**READING PASSAGE**
Mike Oxsaw 12:58 Wed Feb 23
Re: Loan Charge HMRC
That date should read 1976, not 1997 - fuck knows what happened there - not even fat fingers could have caused that.

Mike Oxsaw 12:54 Wed Feb 23
Re: Loan Charge HMRC
overbyyer 12:36 Wed Feb 23

I was on PAYE when I was working for the GPO/PO/BT. I got my first mortgage in 1997 and both my employer and building society notified the government.

My tax code was duly adjusted to give me "relief" on the mortgage interest payments. This would have reduced each year for a "standard" mortgage as capital payments became more dominant in the pay pack sum. Everybody I worked with/knew at the tine qualified.

I believe that, for an endowment mortgage, as it was all interest payments, tax relief remained constant throughout the loan period. If I remember, part of the insurance premium also qualified for tax relief.

**EXERCISE**
Copy the forum post starting with "Mike Oxsaw 12:58" and going on through "have caused that.", renaming "Loan Charge" as "Tax Relief" wherever it appears.

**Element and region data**
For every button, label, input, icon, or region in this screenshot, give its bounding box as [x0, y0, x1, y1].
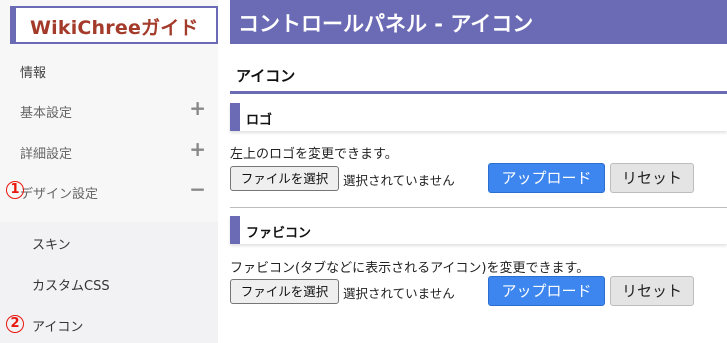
sidebar-item-label: 詳細設定: [20, 147, 73, 162]
sidebar-item-basic-settings[interactable]: 基本設定 +: [0, 90, 218, 131]
sidebar: WikiChreeガイド 情報 基本設定 + 詳細設定 + デザイン設定 − ス…: [0, 0, 218, 343]
sidebar-item-advanced-settings[interactable]: 詳細設定 +: [0, 131, 218, 172]
favicon-subheading: ファビコン: [230, 216, 727, 244]
sidebar-item-label: 情報: [20, 66, 47, 81]
section-heading-text: アイコン: [236, 67, 296, 85]
favicon-reset-button[interactable]: リセット: [610, 276, 694, 306]
collapse-minus-icon[interactable]: −: [189, 179, 206, 199]
section-divider: [230, 207, 727, 208]
sidebar-item-info[interactable]: 情報: [0, 50, 218, 91]
section-heading: アイコン: [230, 58, 727, 94]
logo-file-status: 選択されていません: [343, 173, 455, 188]
logo-upload-button[interactable]: アップロード: [488, 163, 605, 193]
sidebar-subitem-label: アイコン: [32, 320, 84, 335]
favicon-description: ファビコン(タブなどに表示されるアイコン)を変更できます。: [230, 261, 590, 276]
sidebar-subitem-icon[interactable]: アイコン: [0, 304, 218, 343]
sidebar-subitem-custom-css[interactable]: カスタムCSS: [0, 263, 218, 304]
sidebar-item-design-settings[interactable]: デザイン設定 −: [0, 171, 218, 212]
favicon-file-status: 選択されていません: [343, 286, 455, 301]
page-header: コントロールパネル - アイコン: [230, 0, 727, 44]
logo-subheading: ロゴ: [230, 103, 727, 131]
favicon-upload-button[interactable]: アップロード: [488, 276, 605, 306]
main-content: コントロールパネル - アイコン アイコン ロゴ 左上のロゴを変更できます。 フ…: [230, 0, 727, 343]
sidebar-subitem-label: カスタムCSS: [32, 279, 110, 294]
sidebar-subitem-label: スキン: [32, 238, 71, 253]
site-logo-text: WikiChreeガイド: [30, 17, 199, 39]
page-title: コントロールパネル - アイコン: [238, 12, 534, 36]
step-marker-1: 1: [6, 181, 24, 199]
favicon-file-select-button[interactable]: ファイルを選択: [230, 279, 339, 304]
logo-description: 左上のロゴを変更できます。: [230, 147, 398, 162]
logo-file-select-button[interactable]: ファイルを選択: [230, 166, 339, 191]
favicon-subheading-text: ファビコン: [246, 226, 312, 241]
logo-subheading-text: ロゴ: [246, 113, 273, 128]
expand-plus-icon[interactable]: +: [189, 98, 206, 118]
sidebar-subitem-skin[interactable]: スキン: [0, 222, 218, 263]
step-marker-2: 2: [6, 315, 24, 333]
site-logo[interactable]: WikiChreeガイド: [10, 6, 218, 44]
sidebar-item-label: デザイン設定: [20, 187, 99, 202]
logo-reset-button[interactable]: リセット: [610, 163, 694, 193]
expand-plus-icon[interactable]: +: [189, 139, 206, 159]
sidebar-item-label: 基本設定: [20, 106, 73, 121]
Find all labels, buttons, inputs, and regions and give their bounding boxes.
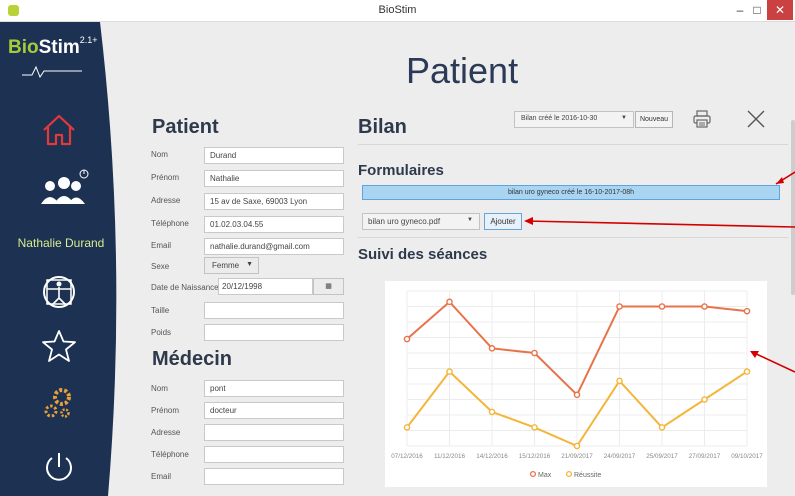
data-point bbox=[616, 377, 623, 385]
pdf-template-select[interactable]: bilan uro gyneco.pdf ▼ bbox=[362, 213, 480, 230]
data-point bbox=[531, 424, 538, 431]
patient-telephone-label: Téléphone bbox=[151, 219, 189, 228]
star-icon[interactable] bbox=[40, 328, 78, 364]
patient-prenom-field[interactable]: Nathalie bbox=[204, 170, 344, 187]
vitruvian-icon[interactable] bbox=[40, 274, 78, 310]
data-point bbox=[616, 303, 623, 310]
patient-heading: Patient bbox=[152, 116, 219, 138]
data-point bbox=[573, 391, 581, 399]
poids-field[interactable] bbox=[204, 324, 344, 341]
legend-label: Max bbox=[538, 472, 552, 479]
data-point bbox=[403, 335, 411, 343]
calendar-icon[interactable]: ▦ bbox=[313, 278, 344, 295]
maximize-button[interactable]: □ bbox=[749, 0, 765, 20]
legend-marker bbox=[565, 470, 573, 478]
data-point bbox=[573, 442, 581, 450]
medecin-email-label: Email bbox=[151, 472, 172, 481]
bilan-select[interactable]: Bilan créé le 2016-10-30 ▼ bbox=[514, 111, 634, 128]
form-list-item[interactable]: bilan uro gyneco créé le 16-10-2017-08h bbox=[362, 185, 780, 200]
user-name[interactable]: Nathalie Durand bbox=[0, 236, 122, 250]
brand-logo: BioStim2.1+ bbox=[8, 34, 98, 58]
data-point bbox=[446, 298, 453, 306]
patient-nom-field[interactable]: Durand bbox=[204, 147, 344, 164]
medecin-adresse-label: Adresse bbox=[151, 428, 181, 437]
window-title: BioStim bbox=[378, 4, 417, 16]
divider bbox=[358, 144, 788, 145]
nouveau-button[interactable]: Nouveau bbox=[635, 111, 673, 128]
patient-telephone-field[interactable]: 01.02.03.04.55 bbox=[204, 216, 344, 233]
data-point bbox=[743, 368, 751, 375]
power-icon[interactable] bbox=[40, 450, 78, 486]
x-tick-label: 07/12/2016 bbox=[391, 453, 423, 460]
patient-adresse-field[interactable]: 15 av de Saxe, 69003 Lyon bbox=[204, 193, 344, 210]
patient-prenom-label: Prénom bbox=[151, 173, 180, 182]
data-point bbox=[488, 408, 496, 416]
data-point bbox=[743, 307, 751, 315]
chevron-down-icon: ▼ bbox=[467, 217, 473, 223]
gears-icon[interactable] bbox=[40, 382, 78, 420]
close-window-button[interactable]: ✕ bbox=[767, 0, 793, 20]
home-icon[interactable] bbox=[40, 112, 78, 148]
dob-label: Date de Naissance bbox=[151, 283, 219, 292]
seances-line-chart: 07/12/2016 11/12/2016 14/12/2016 15/12/2016… bbox=[391, 290, 763, 479]
x-tick-label: 09/10/2017 bbox=[731, 453, 763, 460]
page-title: Patient bbox=[406, 50, 519, 91]
medecin-nom-field[interactable]: pont bbox=[204, 380, 344, 397]
sidebar-background bbox=[0, 22, 122, 496]
dob-field[interactable]: 20/12/1998 bbox=[218, 278, 313, 295]
legend-marker bbox=[529, 470, 537, 478]
sexe-select[interactable]: Femme ▼ bbox=[204, 257, 259, 274]
medecin-adresse-field[interactable] bbox=[204, 424, 344, 441]
data-point bbox=[701, 303, 708, 310]
x-tick-label: 24/09/2017 bbox=[604, 453, 636, 460]
formulaires-heading: Formulaires bbox=[358, 162, 444, 179]
scrollbar[interactable] bbox=[791, 120, 795, 295]
data-point bbox=[403, 424, 411, 431]
data-point bbox=[531, 349, 538, 357]
sexe-label: Sexe bbox=[151, 262, 170, 271]
poids-label: Poids bbox=[151, 328, 172, 337]
x-tick-label: 21/09/2017 bbox=[561, 453, 593, 460]
medecin-prenom-field[interactable]: docteur bbox=[204, 402, 344, 419]
data-point bbox=[658, 424, 666, 431]
patient-nom-label: Nom bbox=[151, 150, 168, 159]
bilan-heading: Bilan bbox=[358, 116, 407, 138]
medecin-prenom-label: Prénom bbox=[151, 406, 180, 415]
taille-label: Taille bbox=[151, 306, 170, 315]
x-tick-label: 27/09/2017 bbox=[689, 453, 721, 460]
users-icon[interactable] bbox=[38, 168, 90, 208]
ajouter-button[interactable]: Ajouter bbox=[484, 213, 522, 230]
sidebar: BioStim2.1+ Nathalie Durand bbox=[0, 22, 122, 496]
divider bbox=[358, 237, 788, 238]
app-window: BioStim – □ ✕ BioStim2.1+ Nathalie Duran… bbox=[0, 0, 795, 496]
data-point bbox=[701, 396, 708, 403]
medecin-heading: Médecin bbox=[152, 348, 233, 370]
minimize-button[interactable]: – bbox=[732, 0, 748, 20]
chevron-down-icon: ▼ bbox=[246, 261, 253, 268]
medecin-email-field[interactable] bbox=[204, 468, 344, 485]
taille-field[interactable] bbox=[204, 302, 344, 319]
medecin-telephone-field[interactable] bbox=[204, 446, 344, 463]
chevron-down-icon: ▼ bbox=[621, 115, 627, 121]
data-point bbox=[488, 345, 496, 352]
data-point bbox=[446, 368, 453, 375]
patient-email-field[interactable]: nathalie.durand@gmail.com bbox=[204, 238, 344, 255]
close-icon[interactable] bbox=[745, 108, 767, 130]
x-tick-label: 14/12/2016 bbox=[476, 453, 508, 460]
x-tick-label: 25/09/2017 bbox=[646, 453, 678, 460]
medecin-nom-label: Nom bbox=[151, 384, 168, 393]
signal-wave-icon bbox=[22, 65, 82, 78]
title-bar: BioStim – □ ✕ bbox=[0, 0, 795, 22]
x-tick-label: 15/12/2016 bbox=[519, 453, 551, 460]
medecin-telephone-label: Téléphone bbox=[151, 450, 189, 459]
x-tick-label: 11/12/2016 bbox=[434, 453, 466, 460]
legend-label: Réussite bbox=[574, 472, 601, 479]
print-icon[interactable] bbox=[693, 110, 711, 128]
patient-adresse-label: Adresse bbox=[151, 196, 181, 205]
suivi-heading: Suivi des séances bbox=[358, 246, 488, 263]
patient-email-label: Email bbox=[151, 241, 172, 250]
data-point bbox=[658, 303, 666, 310]
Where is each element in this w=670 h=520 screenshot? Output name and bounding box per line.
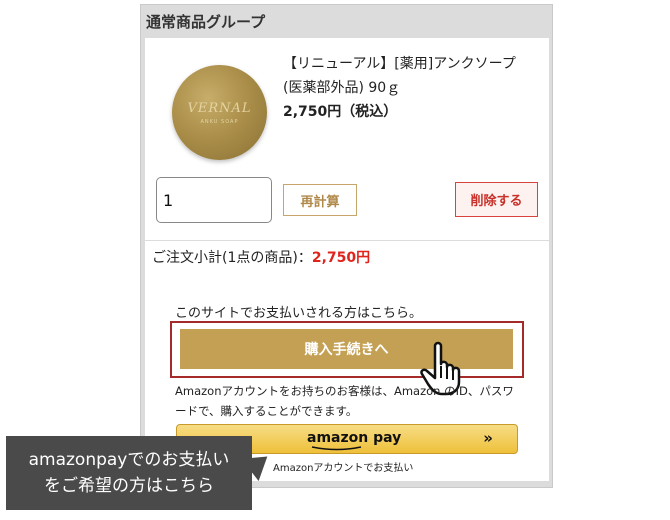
recalculate-button[interactable]: 再計算	[283, 184, 357, 216]
amazon-pay-logo: amazon pay	[307, 430, 402, 446]
product-name[interactable]: 【リニューアル】[薬用]アンクソープ (医薬部外品) 90ｇ	[283, 52, 543, 100]
quantity-input[interactable]	[156, 177, 272, 223]
site-payment-note: このサイトでお支払いされる方はこちら。	[175, 306, 423, 321]
product-image-subtext: ANKU SOAP	[200, 119, 239, 125]
amazon-pay-caption: Amazonアカウントでお支払い	[273, 463, 414, 474]
product-image: VERNAL ANKU SOAP	[172, 65, 267, 160]
callout-line2: をご希望の方はこちら	[44, 476, 214, 496]
product-image-brand: VERNAL	[187, 101, 252, 116]
subtotal: ご注文小計(1点の商品)：2,750円	[152, 247, 370, 267]
chevrons-right-icon: »	[483, 429, 493, 447]
amazon-smile-icon	[311, 446, 362, 451]
callout-line1: amazonpayでのお支払い	[28, 450, 230, 470]
delete-button[interactable]: 削除する	[455, 182, 538, 217]
group-title: 通常商品グループ	[146, 13, 266, 31]
subtotal-label: ご注文小計(1点の商品)：	[152, 250, 312, 266]
product-name-line2[interactable]: (医薬部外品) 90ｇ	[283, 76, 543, 100]
product-price: 2,750円（税込）	[283, 104, 398, 120]
amazon-account-note: Amazonアカウントをお持ちのお客様は、Amazon のID、パスワードで、購…	[175, 384, 514, 418]
callout-box: amazonpayでのお支払い をご希望の方はこちら	[6, 436, 252, 510]
product-name-line1[interactable]: 【リニューアル】[薬用]アンクソープ	[283, 52, 543, 76]
subtotal-amount: 2,750円	[311, 250, 371, 266]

**WORKED SOLUTION**
Mike Oxsaw 12:58 Wed Feb 23
Re: Tax Relief HMRC
That date should read 1976, not 1997 - fuck knows what happened there - not even fat fingers could have caused that.